PROVIDED DATA →

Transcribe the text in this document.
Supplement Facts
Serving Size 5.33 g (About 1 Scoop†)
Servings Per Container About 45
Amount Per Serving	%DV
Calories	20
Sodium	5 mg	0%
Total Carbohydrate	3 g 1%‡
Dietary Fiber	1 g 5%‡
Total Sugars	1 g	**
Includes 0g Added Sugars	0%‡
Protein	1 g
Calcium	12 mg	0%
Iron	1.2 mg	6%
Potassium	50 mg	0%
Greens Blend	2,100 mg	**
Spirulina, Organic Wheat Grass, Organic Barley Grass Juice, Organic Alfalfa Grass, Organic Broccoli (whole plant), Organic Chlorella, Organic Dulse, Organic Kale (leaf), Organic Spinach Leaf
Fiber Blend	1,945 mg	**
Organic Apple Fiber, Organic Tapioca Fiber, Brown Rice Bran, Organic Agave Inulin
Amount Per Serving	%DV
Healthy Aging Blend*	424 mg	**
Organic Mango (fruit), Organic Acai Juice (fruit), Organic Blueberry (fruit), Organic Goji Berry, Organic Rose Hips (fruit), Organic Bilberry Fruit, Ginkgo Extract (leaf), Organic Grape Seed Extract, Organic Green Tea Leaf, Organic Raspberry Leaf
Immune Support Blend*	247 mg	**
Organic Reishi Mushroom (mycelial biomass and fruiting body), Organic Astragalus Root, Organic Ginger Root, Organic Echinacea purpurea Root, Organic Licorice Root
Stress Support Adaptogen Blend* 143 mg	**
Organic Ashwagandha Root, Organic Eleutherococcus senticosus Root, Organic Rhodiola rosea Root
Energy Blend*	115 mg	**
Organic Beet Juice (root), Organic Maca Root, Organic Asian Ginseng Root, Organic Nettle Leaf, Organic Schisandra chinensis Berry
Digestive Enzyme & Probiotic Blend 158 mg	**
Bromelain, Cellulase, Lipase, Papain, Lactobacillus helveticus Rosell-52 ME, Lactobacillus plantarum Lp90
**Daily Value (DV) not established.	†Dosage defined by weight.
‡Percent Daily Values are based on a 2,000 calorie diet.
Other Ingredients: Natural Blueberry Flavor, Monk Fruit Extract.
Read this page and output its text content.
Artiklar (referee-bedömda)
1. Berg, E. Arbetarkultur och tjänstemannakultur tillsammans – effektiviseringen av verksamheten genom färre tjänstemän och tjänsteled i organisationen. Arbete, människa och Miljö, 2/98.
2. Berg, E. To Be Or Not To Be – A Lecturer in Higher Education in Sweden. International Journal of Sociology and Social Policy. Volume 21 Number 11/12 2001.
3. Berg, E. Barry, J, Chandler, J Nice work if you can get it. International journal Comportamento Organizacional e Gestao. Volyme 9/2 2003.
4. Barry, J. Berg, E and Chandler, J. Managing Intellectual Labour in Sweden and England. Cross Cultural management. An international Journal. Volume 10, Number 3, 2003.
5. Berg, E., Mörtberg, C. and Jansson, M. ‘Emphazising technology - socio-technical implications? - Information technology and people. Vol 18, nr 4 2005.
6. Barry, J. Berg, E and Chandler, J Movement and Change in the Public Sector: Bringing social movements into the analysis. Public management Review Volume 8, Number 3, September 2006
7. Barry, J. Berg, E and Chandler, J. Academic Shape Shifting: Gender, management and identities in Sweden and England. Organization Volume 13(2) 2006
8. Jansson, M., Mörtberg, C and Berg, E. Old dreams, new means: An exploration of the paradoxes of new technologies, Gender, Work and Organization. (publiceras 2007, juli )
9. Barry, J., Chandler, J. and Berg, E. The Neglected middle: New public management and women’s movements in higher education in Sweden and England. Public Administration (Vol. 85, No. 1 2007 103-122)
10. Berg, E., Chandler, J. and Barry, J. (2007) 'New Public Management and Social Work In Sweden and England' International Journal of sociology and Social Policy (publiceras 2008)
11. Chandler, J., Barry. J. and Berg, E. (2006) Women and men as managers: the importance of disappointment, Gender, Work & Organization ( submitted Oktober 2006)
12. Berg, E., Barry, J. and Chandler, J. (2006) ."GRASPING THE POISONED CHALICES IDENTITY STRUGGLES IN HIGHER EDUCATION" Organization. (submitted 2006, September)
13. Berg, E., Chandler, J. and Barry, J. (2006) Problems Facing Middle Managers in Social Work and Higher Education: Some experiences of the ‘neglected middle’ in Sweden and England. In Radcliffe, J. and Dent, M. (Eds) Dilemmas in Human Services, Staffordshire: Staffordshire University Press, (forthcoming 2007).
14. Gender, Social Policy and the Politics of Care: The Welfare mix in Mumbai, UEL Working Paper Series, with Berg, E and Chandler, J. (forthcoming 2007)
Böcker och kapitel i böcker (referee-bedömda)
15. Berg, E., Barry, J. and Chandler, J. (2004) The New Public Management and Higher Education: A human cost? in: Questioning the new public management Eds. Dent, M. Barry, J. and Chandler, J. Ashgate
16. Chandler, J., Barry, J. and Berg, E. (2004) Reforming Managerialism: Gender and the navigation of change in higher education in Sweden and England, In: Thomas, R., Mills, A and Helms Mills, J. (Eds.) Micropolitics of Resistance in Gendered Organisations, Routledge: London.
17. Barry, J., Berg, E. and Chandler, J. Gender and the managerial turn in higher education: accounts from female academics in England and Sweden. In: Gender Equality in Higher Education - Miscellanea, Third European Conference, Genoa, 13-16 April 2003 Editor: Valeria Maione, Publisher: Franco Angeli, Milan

WHAT IS REQUIRED → Produce the material again exactly as it is shown above.

RESPONSE BELOW →
Transcribe the text in this document.
Supplement Facts
Serving Size 5.33 g (About 1 Scoop†)
Servings Per Container About 45
Amount Per Serving	%DV
Calories	20
Sodium	5 mg	0%
Total Carbohydrate	3 g 1%‡
Dietary Fiber	1 g 5%‡
Total Sugars	1 g	**
Includes 0g Added Sugars	0%‡
Protein	1 g
Calcium	12 mg	0%
Iron	1.2 mg	6%
Potassium	50 mg	0%
Greens Blend	2,100 mg	**
Spirulina, Organic Wheat Grass, Organic Barley Grass Juice, Organic Alfalfa Grass, Organic Broccoli (whole plant), Organic Chlorella, Organic Dulse, Organic Kale (leaf), Organic Spinach Leaf
Fiber Blend	1,945 mg	**
Organic Apple Fiber, Organic Tapioca Fiber, Brown Rice Bran, Organic Agave Inulin
Amount Per Serving	%DV
Healthy Aging Blend*	424 mg	**
Organic Mango (fruit), Organic Acai Juice (fruit), Organic Blueberry (fruit), Organic Goji Berry, Organic Rose Hips (fruit), Organic Bilberry Fruit, Ginkgo Extract (leaf), Organic Grape Seed Extract, Organic Green Tea Leaf, Organic Raspberry Leaf
Immune Support Blend*	247 mg	**
Organic Reishi Mushroom (mycelial biomass and fruiting body), Organic Astragalus Root, Organic Ginger Root, Organic Echinacea purpurea Root, Organic Licorice Root
Stress Support Adaptogen Blend* 143 mg	**
Organic Ashwagandha Root, Organic Eleutherococcus senticosus Root, Organic Rhodiola rosea Root
Energy Blend*	115 mg	**
Organic Beet Juice (root), Organic Maca Root, Organic Asian Ginseng Root, Organic Nettle Leaf, Organic Schisandra chinensis Berry
Digestive Enzyme & Probiotic Blend 158 mg	**
Bromelain, Cellulase, Lipase, Papain, Lactobacillus helveticus Rosell-52 ME, Lactobacillus plantarum Lp90
**Daily Value (DV) not established.	†Dosage defined by weight.
‡Percent Daily Values are based on a 2,000 calorie diet.
Other Ingredients: Natural Blueberry Flavor, Monk Fruit Extract.
Read this page and output its text content.
Artiklar (referee-bedömda)
1. Berg, E. Arbetarkultur och tjänstemannakultur tillsammans – effektiviseringen av verksamheten genom färre tjänstemän och tjänsteled i organisationen. Arbete, människa och Miljö, 2/98.
2. Berg, E. To Be Or Not To Be – A Lecturer in Higher Education in Sweden. International Journal of Sociology and Social Policy. Volume 21 Number 11/12 2001.
3. Berg, E. Barry, J, Chandler, J Nice work if you can get it. International journal Comportamento Organizacional e Gestao. Volyme 9/2 2003.
4. Barry, J. Berg, E and Chandler, J. Managing Intellectual Labour in Sweden and England. Cross Cultural management. An international Journal. Volume 10, Number 3, 2003.
5. Berg, E., Mörtberg, C. and Jansson, M. ‘Emphazising technology - socio-technical implications? - Information technology and people. Vol 18, nr 4 2005.
6. Barry, J. Berg, E and Chandler, J Movement and Change in the Public Sector: Bringing social movements into the analysis. Public management Review Volume 8, Number 3, September 2006
7. Barry, J. Berg, E and Chandler, J. Academic Shape Shifting: Gender, management and identities in Sweden and England. Organization Volume 13(2) 2006
8. Jansson, M., Mörtberg, C and Berg, E. Old dreams, new means: An exploration of the paradoxes of new technologies, Gender, Work and Organization. (publiceras 2007, juli )
9. Barry, J., Chandler, J. and Berg, E. The Neglected middle: New public management and women’s movements in higher education in Sweden and England. Public Administration (Vol. 85, No. 1 2007 103-122)
10. Berg, E., Chandler, J. and Barry, J. (2007) 'New Public Management and Social Work In Sweden and England' International Journal of sociology and Social Policy (publiceras 2008)
11. Chandler, J., Barry. J. and Berg, E. (2006) Women and men as managers: the importance of disappointment, Gender, Work & Organization ( submitted Oktober 2006)
12. Berg, E., Barry, J. and Chandler, J. (2006) ."GRASPING THE POISONED CHALICES IDENTITY STRUGGLES IN HIGHER EDUCATION" Organization. (submitted 2006, September)
13. Berg, E., Chandler, J. and Barry, J. (2006) Problems Facing Middle Managers in Social Work and Higher Education: Some experiences of the ‘neglected middle’ in Sweden and England. In Radcliffe, J. and Dent, M. (Eds) Dilemmas in Human Services, Staffordshire: Staffordshire University Press, (forthcoming 2007).
14. Gender, Social Policy and the Politics of Care: The Welfare mix in Mumbai, UEL Working Paper Series, with Berg, E and Chandler, J. (forthcoming 2007)
Böcker och kapitel i böcker (referee-bedömda)
15. Berg, E., Barry, J. and Chandler, J. (2004) The New Public Management and Higher Education: A human cost? in: Questioning the new public management Eds. Dent, M. Barry, J. and Chandler, J. Ashgate
16. Chandler, J., Barry, J. and Berg, E. (2004) Reforming Managerialism: Gender and the navigation of change in higher education in Sweden and England, In: Thomas, R., Mills, A and Helms Mills, J. (Eds.) Micropolitics of Resistance in Gendered Organisations, Routledge: London.
17. Barry, J., Berg, E. and Chandler, J. Gender and the managerial turn in higher education: accounts from female academics in England and Sweden. In: Gender Equality in Higher Education - Miscellanea, Third European Conference, Genoa, 13-16 April 2003 Editor: Valeria Maione, Publisher: Franco Angeli, Milan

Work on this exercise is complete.